• YOUR OBJECTIVE
All the data should come back exactly as it was given.

Stored records:
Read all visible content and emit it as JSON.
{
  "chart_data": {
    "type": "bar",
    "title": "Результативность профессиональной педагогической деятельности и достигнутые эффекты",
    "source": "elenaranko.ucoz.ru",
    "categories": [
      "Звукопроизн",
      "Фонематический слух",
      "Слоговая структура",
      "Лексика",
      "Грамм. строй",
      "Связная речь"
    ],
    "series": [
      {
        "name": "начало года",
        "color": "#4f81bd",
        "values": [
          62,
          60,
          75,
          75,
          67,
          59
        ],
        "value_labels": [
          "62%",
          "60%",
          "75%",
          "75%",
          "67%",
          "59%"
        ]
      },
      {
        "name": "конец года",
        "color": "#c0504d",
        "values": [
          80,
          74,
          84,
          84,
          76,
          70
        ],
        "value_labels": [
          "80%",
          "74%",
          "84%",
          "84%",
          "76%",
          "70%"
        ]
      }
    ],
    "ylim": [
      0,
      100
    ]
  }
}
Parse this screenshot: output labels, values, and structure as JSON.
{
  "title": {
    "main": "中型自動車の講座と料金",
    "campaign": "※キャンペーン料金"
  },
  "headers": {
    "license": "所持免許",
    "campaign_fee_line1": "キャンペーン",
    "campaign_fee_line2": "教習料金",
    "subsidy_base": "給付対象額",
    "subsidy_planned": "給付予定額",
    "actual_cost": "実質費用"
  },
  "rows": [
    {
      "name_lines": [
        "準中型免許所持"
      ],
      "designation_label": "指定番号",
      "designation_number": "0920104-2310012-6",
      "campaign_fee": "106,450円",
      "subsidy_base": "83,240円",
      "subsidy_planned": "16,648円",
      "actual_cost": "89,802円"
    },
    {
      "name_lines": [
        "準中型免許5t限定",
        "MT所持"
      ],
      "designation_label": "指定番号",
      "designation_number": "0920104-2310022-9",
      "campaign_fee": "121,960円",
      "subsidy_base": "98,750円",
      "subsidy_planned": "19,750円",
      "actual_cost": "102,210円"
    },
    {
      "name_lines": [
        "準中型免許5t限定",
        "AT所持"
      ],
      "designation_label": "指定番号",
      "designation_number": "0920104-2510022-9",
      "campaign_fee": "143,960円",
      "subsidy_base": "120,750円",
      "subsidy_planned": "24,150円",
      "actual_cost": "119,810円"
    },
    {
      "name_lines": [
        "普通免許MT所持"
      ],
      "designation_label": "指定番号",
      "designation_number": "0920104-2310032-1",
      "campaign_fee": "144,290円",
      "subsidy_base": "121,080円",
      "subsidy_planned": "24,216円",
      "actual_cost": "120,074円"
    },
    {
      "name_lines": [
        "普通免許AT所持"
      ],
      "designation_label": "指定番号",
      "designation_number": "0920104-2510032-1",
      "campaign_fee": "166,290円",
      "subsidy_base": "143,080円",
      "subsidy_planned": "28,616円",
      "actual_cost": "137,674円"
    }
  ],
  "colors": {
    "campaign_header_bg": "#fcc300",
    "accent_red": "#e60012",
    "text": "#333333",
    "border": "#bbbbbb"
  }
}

• THE RESPONSE
Read all visible content and emit it as JSON.
{
  "chart_data": {
    "type": "bar",
    "title": "Результативность профессиональной педагогической деятельности и достигнутые эффекты",
    "source": "elenaranko.ucoz.ru",
    "categories": [
      "Звукопроизн",
      "Фонематический слух",
      "Слоговая структура",
      "Лексика",
      "Грамм. строй",
      "Связная речь"
    ],
    "series": [
      {
        "name": "начало года",
        "color": "#4f81bd",
        "values": [
          62,
          60,
          75,
          75,
          67,
          59
        ],
        "value_labels": [
          "62%",
          "60%",
          "75%",
          "75%",
          "67%",
          "59%"
        ]
      },
      {
        "name": "конец года",
        "color": "#c0504d",
        "values": [
          80,
          74,
          84,
          84,
          76,
          70
        ],
        "value_labels": [
          "80%",
          "74%",
          "84%",
          "84%",
          "76%",
          "70%"
        ]
      }
    ],
    "ylim": [
      0,
      100
    ]
  }
}
Parse this screenshot: output labels, values, and structure as JSON.
{
  "title": {
    "main": "中型自動車の講座と料金",
    "campaign": "※キャンペーン料金"
  },
  "headers": {
    "license": "所持免許",
    "campaign_fee_line1": "キャンペーン",
    "campaign_fee_line2": "教習料金",
    "subsidy_base": "給付対象額",
    "subsidy_planned": "給付予定額",
    "actual_cost": "実質費用"
  },
  "rows": [
    {
      "name_lines": [
        "準中型免許所持"
      ],
      "designation_label": "指定番号",
      "designation_number": "0920104-2310012-6",
      "campaign_fee": "106,450円",
      "subsidy_base": "83,240円",
      "subsidy_planned": "16,648円",
      "actual_cost": "89,802円"
    },
    {
      "name_lines": [
        "準中型免許5t限定",
        "MT所持"
      ],
      "designation_label": "指定番号",
      "designation_number": "0920104-2310022-9",
      "campaign_fee": "121,960円",
      "subsidy_base": "98,750円",
      "subsidy_planned": "19,750円",
      "actual_cost": "102,210円"
    },
    {
      "name_lines": [
        "準中型免許5t限定",
        "AT所持"
      ],
      "designation_label": "指定番号",
      "designation_number": "0920104-2510022-9",
      "campaign_fee": "143,960円",
      "subsidy_base": "120,750円",
      "subsidy_planned": "24,150円",
      "actual_cost": "119,810円"
    },
    {
      "name_lines": [
        "普通免許MT所持"
      ],
      "designation_label": "指定番号",
      "designation_number": "0920104-2310032-1",
      "campaign_fee": "144,290円",
      "subsidy_base": "121,080円",
      "subsidy_planned": "24,216円",
      "actual_cost": "120,074円"
    },
    {
      "name_lines": [
        "普通免許AT所持"
      ],
      "designation_label": "指定番号",
      "designation_number": "0920104-2510032-1",
      "campaign_fee": "166,290円",
      "subsidy_base": "143,080円",
      "subsidy_planned": "28,616円",
      "actual_cost": "137,674円"
    }
  ],
  "colors": {
    "campaign_header_bg": "#fcc300",
    "accent_red": "#e60012",
    "text": "#333333",
    "border": "#bbbbbb"
  }
}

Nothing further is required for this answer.